Stored entries:
===
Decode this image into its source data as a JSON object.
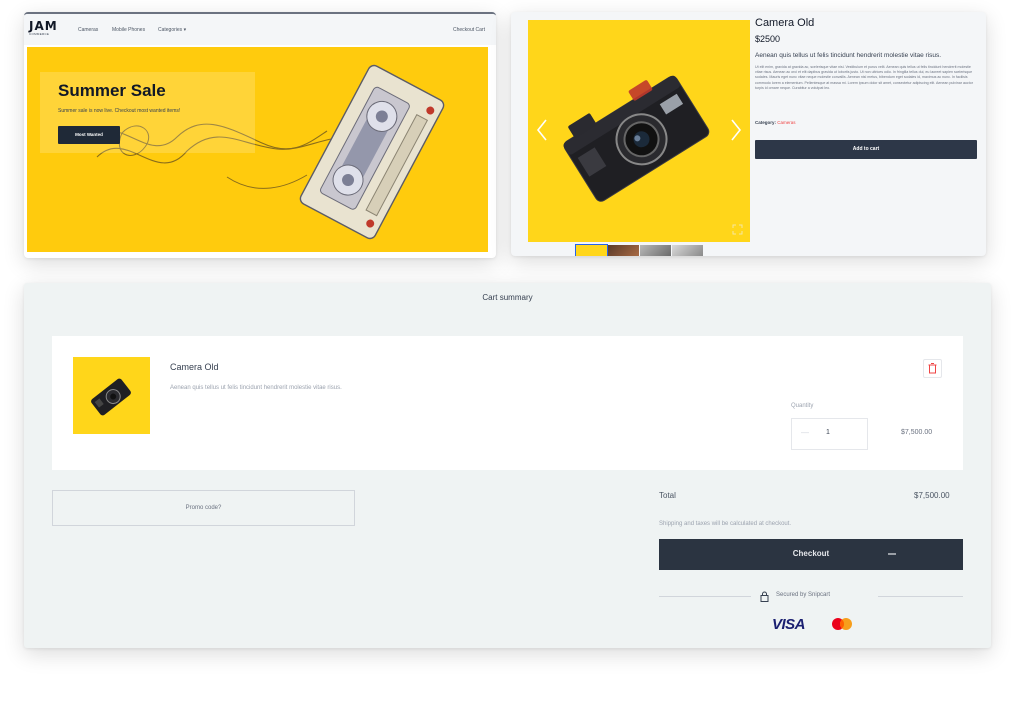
{
  "home": {
    "logo": "JAM",
    "logo_sub": "COMMERCE",
    "nav": [
      "Cameras",
      "Mobile Phones",
      "Categories"
    ],
    "categories_caret": "▾",
    "checkout_link": "Checkout Cart",
    "hero": {
      "title": "Summer Sale",
      "subtitle": "Summer sale is now live. Checkout most wanted items!",
      "button": "Most Wanted",
      "background": "#ffcb0d"
    }
  },
  "product": {
    "title": "Camera Old",
    "price": "$2500",
    "short_description": "Aenean quis tellus ut felis tincidunt hendrerit molestie vitae risus.",
    "long_description": "Ut elit enim, gravida at gravida ac, scelerisque vitae nisi. Vestibulum et purus velit. Aenean quis tellus ut felis tincidunt hendrerit molestie vitae risus. Aenean ac orci et elit dapibus gravida ut lobortis justo. Ut non ultrices odio. In fringilla tellus dui, eu laoreet sapien scelerisque sodales. Mauris eget nunc vitae neque molestie convallis. Aenean nisl metus, bibendum eget sodales id, maximus ac nunc. In facilisis commodo lorem a elementum. Pellentesque at massa mi. Lorem ipsum dolor sit amet, consectetur adipiscing elit. Aenean pulvinar auctor turpis id ornare neque. Curabitur a volutpat leo.",
    "category_label": "Category:",
    "category_value": "Cameras",
    "add_to_cart": "Add to cart",
    "prev_icon": "chevron-left-icon",
    "next_icon": "chevron-right-icon",
    "fullscreen_icon": "expand-icon"
  },
  "cart": {
    "title": "Cart summary",
    "item": {
      "name": "Camera Old",
      "description": "Aenean quis tellus ut felis tincidunt hendrerit molestie vitae risus.",
      "quantity_label": "Quantity",
      "quantity": "1",
      "minus": "—",
      "line_total": "$7,500.00"
    },
    "promo_placeholder": "Promo code?",
    "total_label": "Total",
    "total_value": "$7,500.00",
    "shipping_note": "Shipping and taxes will be calculated at checkout.",
    "checkout": "Checkout",
    "secured_by": "Secured by Snipcart",
    "payment_logos": [
      "VISA",
      "Mastercard"
    ],
    "accent": "#2b3441"
  }
}
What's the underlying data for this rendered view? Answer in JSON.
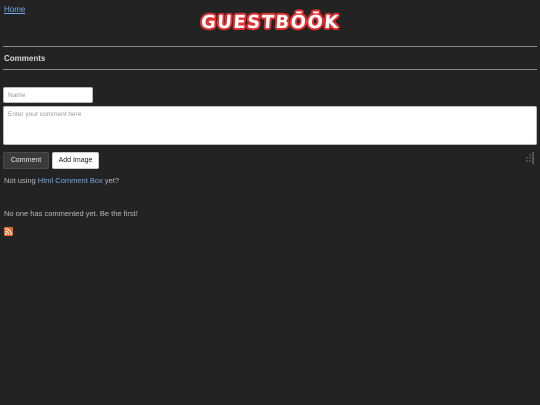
{
  "header": {
    "home_link": "Home",
    "logo_text": "GUESTBŌŌK"
  },
  "section": {
    "title": "Comments"
  },
  "form": {
    "name_placeholder": "Name",
    "comment_placeholder": "Enter your comment here",
    "comment_button": "Comment",
    "add_image_button": "Add Image"
  },
  "promo": {
    "prefix": "Not using",
    "link": "Html Comment Box",
    "suffix": "yet?"
  },
  "empty_message": "No one has commented yet. Be the first!",
  "colors": {
    "background": "#232323",
    "link": "#6fa8e6",
    "logo_outline": "#e03030",
    "rss": "#e56c2b"
  },
  "icons": {
    "rss": "rss-feed-icon",
    "grip": "drag-grip-icon"
  }
}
===
=== Goal ===
Write out the lines of the listing from the one that holds "What's the underlying" to the very last line, both included, exactly as they appear and without any pictures.

=== Answer ===
What's the underlying data for this rendered view? Answer in JSON.
{
  "header": {
    "home_link": "Home",
    "logo_text": "GUESTBŌŌK"
  },
  "section": {
    "title": "Comments"
  },
  "form": {
    "name_placeholder": "Name",
    "comment_placeholder": "Enter your comment here",
    "comment_button": "Comment",
    "add_image_button": "Add Image"
  },
  "promo": {
    "prefix": "Not using",
    "link": "Html Comment Box",
    "suffix": "yet?"
  },
  "empty_message": "No one has commented yet. Be the first!",
  "colors": {
    "background": "#232323",
    "link": "#6fa8e6",
    "logo_outline": "#e03030",
    "rss": "#e56c2b"
  },
  "icons": {
    "rss": "rss-feed-icon",
    "grip": "drag-grip-icon"
  }
}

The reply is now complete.